======== Teks yang diberikan ========

ADALAH Desa Mekar Jaya, Kecamatan Bangun Rejo, Lampung Tengah. Sebelum pemekarkan, dan secara otonomi penjadi pemerintahan desa sendiri, wilayah ini menjadi bagian dari Desa Tanjung Jaya, Kecamatan Bangun Rejo, Lampung Tengah.
Namun sebelumnya penulis akan sedikit memberikan beberapa deskripsi agar pembaca bisa memahami secara utuh opini yang disampaikan.
Pertama, berdasarkan Undang-undang No 6 Tahun 2014, Desa adalah kesatuan masyarakat hukum yang memiliki batas wilayah yang berwenang untuk mengatur dan mengurus urusan pemerintahan, kepentingan masyarakat setempat berdasarkan prakarsa masyarakat, hak asal usul, dan/atau hak tradisional yang diakui dan dihormati dalam sistem pemerintahan Negara Kesatuan Republik Indonesia. Desa sendiri merupakan pemerintahan terkecil di bawah kecamatan.
Kedua, berdasarkan Peraturan Daerah (Perda) Kabupaten Lampung Tengah Nomor 8 Tahun 2019 disebutkan bahwa kesatuan masyarakat hukum yang memiliki batas wilayah yang berwenang untuk mengatur dan mengurus urusan pemerintahan, kepentingan masyarakat setempat berdasarkan prakarsa masyarakat, hak asal usul, dan/atau hak tradisional yang diakui dan dihormati dalam sistem pemerintahan Negara Kesatuan Republik Indonesia, adalah definisi dari sebuah Kampung.
Merujuk pada uraian pertama, Undang-undang No 6 Tahun 2014 dan kedua tentang Peraturan Daerah (Perda) Kabupaten Lampung Tengah Nomor 8 Tahun 2019, keduanya memiliki makna yang sama. Yaitu, secara umum pemerintahan terkecil di bawah kecamatan adalah Desa, dan secara khusus di Lampung Tengah pemerintahan di bawah kecamatan disebut sebagai Kampung.
Nah, bicara soal Desa atau Kampung, di Desa Mekar Jaya, Kecamatan Bangun Rejo yang menurut masyarakat di daerah tersebut sebagai Kampung Mekar Jaya ada satu peristiwa yang hingga saat ini masih menjadi polemik, dan hanya sebagai ‘rasan-rasan’ cerita dari mulut ke mulut, yaitu tentang pengangkatan putra Kepala Desa (Kades) atau disebut Kepala Kampung (Kakam) sebagai Sekretaris Desa (Sekdes) oleh sang Kades (yang dalam hal ini adalah ayah kandungnya).

======== Catatan data ========

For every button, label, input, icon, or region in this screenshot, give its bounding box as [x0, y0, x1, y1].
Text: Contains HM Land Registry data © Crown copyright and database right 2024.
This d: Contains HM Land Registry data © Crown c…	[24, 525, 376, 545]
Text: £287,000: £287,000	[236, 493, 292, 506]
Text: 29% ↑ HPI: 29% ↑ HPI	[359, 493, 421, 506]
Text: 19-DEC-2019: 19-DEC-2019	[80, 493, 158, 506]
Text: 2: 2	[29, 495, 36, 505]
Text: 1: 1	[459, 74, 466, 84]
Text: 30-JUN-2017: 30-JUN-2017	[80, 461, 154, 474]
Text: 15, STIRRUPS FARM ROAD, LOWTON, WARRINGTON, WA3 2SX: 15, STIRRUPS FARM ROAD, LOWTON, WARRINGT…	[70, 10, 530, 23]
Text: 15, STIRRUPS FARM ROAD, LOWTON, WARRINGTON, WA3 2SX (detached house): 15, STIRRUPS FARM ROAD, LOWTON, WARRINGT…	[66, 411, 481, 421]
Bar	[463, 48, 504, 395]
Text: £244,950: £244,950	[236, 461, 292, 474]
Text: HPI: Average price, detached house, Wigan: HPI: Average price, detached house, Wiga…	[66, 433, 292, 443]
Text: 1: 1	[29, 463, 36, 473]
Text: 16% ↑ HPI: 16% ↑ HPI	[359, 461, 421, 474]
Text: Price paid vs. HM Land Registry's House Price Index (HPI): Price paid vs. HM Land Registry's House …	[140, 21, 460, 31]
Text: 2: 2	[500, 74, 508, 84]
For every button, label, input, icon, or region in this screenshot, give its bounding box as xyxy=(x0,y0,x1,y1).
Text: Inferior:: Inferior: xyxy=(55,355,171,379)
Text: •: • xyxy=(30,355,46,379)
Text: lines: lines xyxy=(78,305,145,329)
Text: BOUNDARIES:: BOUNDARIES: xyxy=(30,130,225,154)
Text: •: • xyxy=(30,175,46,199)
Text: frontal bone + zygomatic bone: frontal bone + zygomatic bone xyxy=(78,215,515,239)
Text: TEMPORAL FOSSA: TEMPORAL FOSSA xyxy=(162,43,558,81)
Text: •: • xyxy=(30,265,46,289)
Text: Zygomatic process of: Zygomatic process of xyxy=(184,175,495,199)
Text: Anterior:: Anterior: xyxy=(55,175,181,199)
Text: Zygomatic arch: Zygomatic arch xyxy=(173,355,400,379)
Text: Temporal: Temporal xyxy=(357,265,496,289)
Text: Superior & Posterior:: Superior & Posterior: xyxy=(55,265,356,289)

========
======== Catatan data ========

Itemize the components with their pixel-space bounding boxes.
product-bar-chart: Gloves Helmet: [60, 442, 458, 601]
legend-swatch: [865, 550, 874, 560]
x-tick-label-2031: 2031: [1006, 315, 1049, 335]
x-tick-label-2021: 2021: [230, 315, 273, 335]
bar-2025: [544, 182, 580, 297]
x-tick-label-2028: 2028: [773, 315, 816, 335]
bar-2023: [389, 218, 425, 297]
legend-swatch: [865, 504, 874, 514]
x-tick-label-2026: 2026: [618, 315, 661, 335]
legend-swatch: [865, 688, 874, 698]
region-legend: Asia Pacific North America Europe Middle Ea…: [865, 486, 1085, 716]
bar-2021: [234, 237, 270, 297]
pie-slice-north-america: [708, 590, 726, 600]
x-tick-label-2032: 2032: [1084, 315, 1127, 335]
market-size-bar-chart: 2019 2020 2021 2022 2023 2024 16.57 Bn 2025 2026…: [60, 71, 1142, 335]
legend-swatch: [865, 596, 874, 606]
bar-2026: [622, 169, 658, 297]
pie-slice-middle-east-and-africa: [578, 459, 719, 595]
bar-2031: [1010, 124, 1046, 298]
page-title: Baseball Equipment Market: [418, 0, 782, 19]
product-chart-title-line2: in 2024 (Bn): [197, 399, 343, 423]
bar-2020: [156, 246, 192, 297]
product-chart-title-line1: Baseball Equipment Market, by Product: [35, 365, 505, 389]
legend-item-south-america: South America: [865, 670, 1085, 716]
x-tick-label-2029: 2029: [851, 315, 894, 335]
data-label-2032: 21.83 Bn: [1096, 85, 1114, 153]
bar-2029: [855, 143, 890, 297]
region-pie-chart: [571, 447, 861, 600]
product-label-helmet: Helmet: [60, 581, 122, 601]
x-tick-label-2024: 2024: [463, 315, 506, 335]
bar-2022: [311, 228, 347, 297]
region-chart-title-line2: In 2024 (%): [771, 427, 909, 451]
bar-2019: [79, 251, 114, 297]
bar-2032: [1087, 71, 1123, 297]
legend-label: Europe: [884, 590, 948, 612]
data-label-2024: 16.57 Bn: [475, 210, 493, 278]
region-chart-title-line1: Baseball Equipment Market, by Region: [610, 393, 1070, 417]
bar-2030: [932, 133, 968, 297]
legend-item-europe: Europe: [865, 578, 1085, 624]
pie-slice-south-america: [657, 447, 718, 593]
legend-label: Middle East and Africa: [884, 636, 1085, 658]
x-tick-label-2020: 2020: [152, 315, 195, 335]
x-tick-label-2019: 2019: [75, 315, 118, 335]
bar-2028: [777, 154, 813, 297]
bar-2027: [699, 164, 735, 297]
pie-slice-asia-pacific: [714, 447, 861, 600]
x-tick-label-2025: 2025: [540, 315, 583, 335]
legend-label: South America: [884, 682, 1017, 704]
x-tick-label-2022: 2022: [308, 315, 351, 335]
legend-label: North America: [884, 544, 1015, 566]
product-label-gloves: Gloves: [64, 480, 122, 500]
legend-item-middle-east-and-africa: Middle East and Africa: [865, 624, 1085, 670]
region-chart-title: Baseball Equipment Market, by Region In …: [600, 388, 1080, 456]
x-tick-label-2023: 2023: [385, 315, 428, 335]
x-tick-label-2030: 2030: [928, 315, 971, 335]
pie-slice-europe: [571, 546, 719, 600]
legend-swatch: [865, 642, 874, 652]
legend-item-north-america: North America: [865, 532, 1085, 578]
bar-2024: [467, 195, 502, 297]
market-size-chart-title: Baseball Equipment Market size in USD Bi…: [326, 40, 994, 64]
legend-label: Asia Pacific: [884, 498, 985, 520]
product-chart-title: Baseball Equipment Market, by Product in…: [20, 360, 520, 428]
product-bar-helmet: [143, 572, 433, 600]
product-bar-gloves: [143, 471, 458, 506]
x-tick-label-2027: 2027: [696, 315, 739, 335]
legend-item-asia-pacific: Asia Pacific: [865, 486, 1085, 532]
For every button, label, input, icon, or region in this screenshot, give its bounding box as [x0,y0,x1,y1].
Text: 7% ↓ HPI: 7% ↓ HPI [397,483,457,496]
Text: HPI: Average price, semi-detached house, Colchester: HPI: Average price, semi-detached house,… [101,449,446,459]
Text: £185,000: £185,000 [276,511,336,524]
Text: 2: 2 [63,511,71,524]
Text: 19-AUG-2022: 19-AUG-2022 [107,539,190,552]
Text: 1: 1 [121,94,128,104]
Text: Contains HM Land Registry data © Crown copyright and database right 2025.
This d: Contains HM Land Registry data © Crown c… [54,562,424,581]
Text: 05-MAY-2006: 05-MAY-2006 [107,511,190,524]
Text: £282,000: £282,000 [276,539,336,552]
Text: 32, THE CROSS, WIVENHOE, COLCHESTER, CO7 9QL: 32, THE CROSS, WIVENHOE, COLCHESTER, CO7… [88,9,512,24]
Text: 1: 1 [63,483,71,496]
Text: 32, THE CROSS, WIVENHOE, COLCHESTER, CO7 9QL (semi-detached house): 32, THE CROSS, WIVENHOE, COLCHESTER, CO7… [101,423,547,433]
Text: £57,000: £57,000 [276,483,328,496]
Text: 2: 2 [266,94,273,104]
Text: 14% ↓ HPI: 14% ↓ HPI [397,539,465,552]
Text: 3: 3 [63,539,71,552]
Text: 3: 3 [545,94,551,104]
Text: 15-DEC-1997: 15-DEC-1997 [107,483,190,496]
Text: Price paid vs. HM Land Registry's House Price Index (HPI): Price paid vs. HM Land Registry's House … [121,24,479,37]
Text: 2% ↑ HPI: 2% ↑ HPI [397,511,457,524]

========

Permintaan ▸ Alihkan ke bahasa Inggris kalimat "Desa sendiri merupakan pemerintahan terkecil di bawah kecamatan." dari teks tentang Desa Mekar Jaya.

Tugas selesai ▸ The village itself is the smallest unit of government below the subdistrict.